**WRITTEN TASK:** Tally up the lines that include "проверял" and state that number by itself.

**DATA ROWS:**
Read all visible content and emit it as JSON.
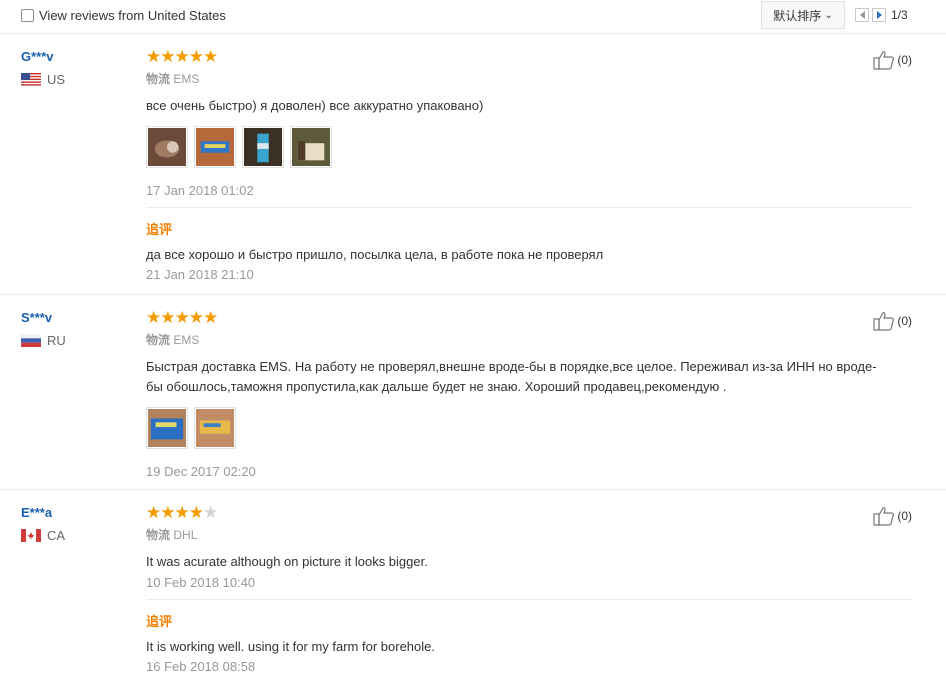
{
  "filter": {
    "label": "View reviews from United States",
    "checked": false
  },
  "sort": {
    "label": "默认排序"
  },
  "pagination": {
    "current_total": "1/3"
  },
  "colors": {
    "username": "#1a5eae",
    "star": "#f59b00",
    "append_label": "#f08200",
    "meta": "#999999"
  },
  "reviews": [
    {
      "user": "G***v",
      "country": "US",
      "flag_icon": "us-flag-icon",
      "rating": 5,
      "logistics_label": "物流",
      "logistics_value": "EMS",
      "text": "все очень быстро) я доволен) все аккуратно упаковано)",
      "photos": 4,
      "date": "17 Jan 2018 01:02",
      "append_label": "追评",
      "append_text": "да все хорошо и быстро пришло, посылка цела, в работе пока не проверял",
      "append_date": "21 Jan 2018 21:10",
      "helpful": "(0)"
    },
    {
      "user": "S***v",
      "country": "RU",
      "flag_icon": "ru-flag-icon",
      "rating": 5,
      "logistics_label": "物流",
      "logistics_value": "EMS",
      "text_line1": "Быстрая доставка EMS. На работу не проверял,внешне вроде-бы в порядке,все целое. Переживал из-за ИНН но вроде-",
      "text_line2": "бы обошлось,таможня пропустила,как дальше будет не знаю. Хороший продавец,рекомендую .",
      "photos": 2,
      "date": "19 Dec 2017 02:20",
      "helpful": "(0)"
    },
    {
      "user": "E***a",
      "country": "CA",
      "flag_icon": "ca-flag-icon",
      "rating": 4,
      "logistics_label": "物流",
      "logistics_value": "DHL",
      "text": "It was acurate although on picture it looks bigger.",
      "date": "10 Feb 2018 10:40",
      "append_label": "追评",
      "append_text": "It is working well. using it for my farm for borehole.",
      "append_date": "16 Feb 2018 08:58",
      "helpful": "(0)"
    }
  ]
}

**REPLY:** 2